EXERCISE GOAL
The records that follow need to be output exactly as they are.
+===+
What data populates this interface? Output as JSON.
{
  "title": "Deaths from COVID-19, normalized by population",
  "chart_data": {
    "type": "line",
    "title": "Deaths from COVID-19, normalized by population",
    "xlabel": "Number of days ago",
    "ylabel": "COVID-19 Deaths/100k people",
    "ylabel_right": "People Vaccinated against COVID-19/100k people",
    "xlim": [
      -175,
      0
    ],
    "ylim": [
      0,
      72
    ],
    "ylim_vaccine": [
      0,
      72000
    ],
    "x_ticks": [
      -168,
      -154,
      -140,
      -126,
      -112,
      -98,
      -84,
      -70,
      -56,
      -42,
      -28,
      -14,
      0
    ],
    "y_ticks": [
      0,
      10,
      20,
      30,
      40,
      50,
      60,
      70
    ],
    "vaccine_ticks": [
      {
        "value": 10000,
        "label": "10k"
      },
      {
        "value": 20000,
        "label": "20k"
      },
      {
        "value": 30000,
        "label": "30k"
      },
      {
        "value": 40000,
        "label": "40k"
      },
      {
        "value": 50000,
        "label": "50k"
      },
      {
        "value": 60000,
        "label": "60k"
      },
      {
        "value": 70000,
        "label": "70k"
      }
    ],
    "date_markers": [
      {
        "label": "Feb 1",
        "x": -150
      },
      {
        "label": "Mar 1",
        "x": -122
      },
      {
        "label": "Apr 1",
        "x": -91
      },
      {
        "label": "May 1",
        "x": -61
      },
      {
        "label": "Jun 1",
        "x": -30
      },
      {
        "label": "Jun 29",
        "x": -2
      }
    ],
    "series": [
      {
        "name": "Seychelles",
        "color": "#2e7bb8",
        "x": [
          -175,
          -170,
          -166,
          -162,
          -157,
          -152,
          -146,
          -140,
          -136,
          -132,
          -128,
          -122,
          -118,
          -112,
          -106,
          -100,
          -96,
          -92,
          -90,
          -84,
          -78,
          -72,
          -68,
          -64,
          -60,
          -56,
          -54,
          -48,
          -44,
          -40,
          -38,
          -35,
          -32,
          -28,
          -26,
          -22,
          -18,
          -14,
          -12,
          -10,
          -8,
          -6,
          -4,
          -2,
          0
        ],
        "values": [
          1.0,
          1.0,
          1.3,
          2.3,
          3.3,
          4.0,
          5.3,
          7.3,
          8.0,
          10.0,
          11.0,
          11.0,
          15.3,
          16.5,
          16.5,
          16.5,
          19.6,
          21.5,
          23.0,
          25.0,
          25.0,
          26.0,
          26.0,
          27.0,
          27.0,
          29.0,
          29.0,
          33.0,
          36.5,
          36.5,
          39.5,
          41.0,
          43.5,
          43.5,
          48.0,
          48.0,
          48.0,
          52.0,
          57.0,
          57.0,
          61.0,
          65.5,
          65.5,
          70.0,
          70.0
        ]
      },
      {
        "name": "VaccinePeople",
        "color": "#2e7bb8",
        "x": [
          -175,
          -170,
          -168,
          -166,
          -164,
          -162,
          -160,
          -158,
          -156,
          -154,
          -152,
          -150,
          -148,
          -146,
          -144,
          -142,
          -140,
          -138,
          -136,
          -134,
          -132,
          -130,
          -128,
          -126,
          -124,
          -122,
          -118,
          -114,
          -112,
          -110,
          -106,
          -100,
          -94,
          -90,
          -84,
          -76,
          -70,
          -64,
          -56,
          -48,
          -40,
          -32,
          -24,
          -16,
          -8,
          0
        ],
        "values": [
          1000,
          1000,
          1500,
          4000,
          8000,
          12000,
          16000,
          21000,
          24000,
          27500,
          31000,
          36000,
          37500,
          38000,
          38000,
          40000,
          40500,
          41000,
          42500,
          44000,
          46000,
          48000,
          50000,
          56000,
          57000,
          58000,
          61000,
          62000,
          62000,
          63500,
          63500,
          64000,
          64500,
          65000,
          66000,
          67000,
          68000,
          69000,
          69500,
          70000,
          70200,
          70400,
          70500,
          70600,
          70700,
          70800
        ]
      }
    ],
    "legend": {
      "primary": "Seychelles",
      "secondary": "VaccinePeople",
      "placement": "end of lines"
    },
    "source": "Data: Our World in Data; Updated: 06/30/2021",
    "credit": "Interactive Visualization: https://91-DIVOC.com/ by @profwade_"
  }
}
+===+
SOLUTION
What data populates this interface? Output as JSON.
{
  "title": "Deaths from COVID-19, normalized by population",
  "chart_data": {
    "type": "line",
    "title": "Deaths from COVID-19, normalized by population",
    "xlabel": "Number of days ago",
    "ylabel": "COVID-19 Deaths/100k people",
    "ylabel_right": "People Vaccinated against COVID-19/100k people",
    "xlim": [
      -175,
      0
    ],
    "ylim": [
      0,
      72
    ],
    "ylim_vaccine": [
      0,
      72000
    ],
    "x_ticks": [
      -168,
      -154,
      -140,
      -126,
      -112,
      -98,
      -84,
      -70,
      -56,
      -42,
      -28,
      -14,
      0
    ],
    "y_ticks": [
      0,
      10,
      20,
      30,
      40,
      50,
      60,
      70
    ],
    "vaccine_ticks": [
      {
        "value": 10000,
        "label": "10k"
      },
      {
        "value": 20000,
        "label": "20k"
      },
      {
        "value": 30000,
        "label": "30k"
      },
      {
        "value": 40000,
        "label": "40k"
      },
      {
        "value": 50000,
        "label": "50k"
      },
      {
        "value": 60000,
        "label": "60k"
      },
      {
        "value": 70000,
        "label": "70k"
      }
    ],
    "date_markers": [
      {
        "label": "Feb 1",
        "x": -150
      },
      {
        "label": "Mar 1",
        "x": -122
      },
      {
        "label": "Apr 1",
        "x": -91
      },
      {
        "label": "May 1",
        "x": -61
      },
      {
        "label": "Jun 1",
        "x": -30
      },
      {
        "label": "Jun 29",
        "x": -2
      }
    ],
    "series": [
      {
        "name": "Seychelles",
        "color": "#2e7bb8",
        "x": [
          -175,
          -170,
          -166,
          -162,
          -157,
          -152,
          -146,
          -140,
          -136,
          -132,
          -128,
          -122,
          -118,
          -112,
          -106,
          -100,
          -96,
          -92,
          -90,
          -84,
          -78,
          -72,
          -68,
          -64,
          -60,
          -56,
          -54,
          -48,
          -44,
          -40,
          -38,
          -35,
          -32,
          -28,
          -26,
          -22,
          -18,
          -14,
          -12,
          -10,
          -8,
          -6,
          -4,
          -2,
          0
        ],
        "values": [
          1.0,
          1.0,
          1.3,
          2.3,
          3.3,
          4.0,
          5.3,
          7.3,
          8.0,
          10.0,
          11.0,
          11.0,
          15.3,
          16.5,
          16.5,
          16.5,
          19.6,
          21.5,
          23.0,
          25.0,
          25.0,
          26.0,
          26.0,
          27.0,
          27.0,
          29.0,
          29.0,
          33.0,
          36.5,
          36.5,
          39.5,
          41.0,
          43.5,
          43.5,
          48.0,
          48.0,
          48.0,
          52.0,
          57.0,
          57.0,
          61.0,
          65.5,
          65.5,
          70.0,
          70.0
        ]
      },
      {
        "name": "VaccinePeople",
        "color": "#2e7bb8",
        "x": [
          -175,
          -170,
          -168,
          -166,
          -164,
          -162,
          -160,
          -158,
          -156,
          -154,
          -152,
          -150,
          -148,
          -146,
          -144,
          -142,
          -140,
          -138,
          -136,
          -134,
          -132,
          -130,
          -128,
          -126,
          -124,
          -122,
          -118,
          -114,
          -112,
          -110,
          -106,
          -100,
          -94,
          -90,
          -84,
          -76,
          -70,
          -64,
          -56,
          -48,
          -40,
          -32,
          -24,
          -16,
          -8,
          0
        ],
        "values": [
          1000,
          1000,
          1500,
          4000,
          8000,
          12000,
          16000,
          21000,
          24000,
          27500,
          31000,
          36000,
          37500,
          38000,
          38000,
          40000,
          40500,
          41000,
          42500,
          44000,
          46000,
          48000,
          50000,
          56000,
          57000,
          58000,
          61000,
          62000,
          62000,
          63500,
          63500,
          64000,
          64500,
          65000,
          66000,
          67000,
          68000,
          69000,
          69500,
          70000,
          70200,
          70400,
          70500,
          70600,
          70700,
          70800
        ]
      }
    ],
    "legend": {
      "primary": "Seychelles",
      "secondary": "VaccinePeople",
      "placement": "end of lines"
    },
    "source": "Data: Our World in Data; Updated: 06/30/2021",
    "credit": "Interactive Visualization: https://91-DIVOC.com/ by @profwade_"
  }
}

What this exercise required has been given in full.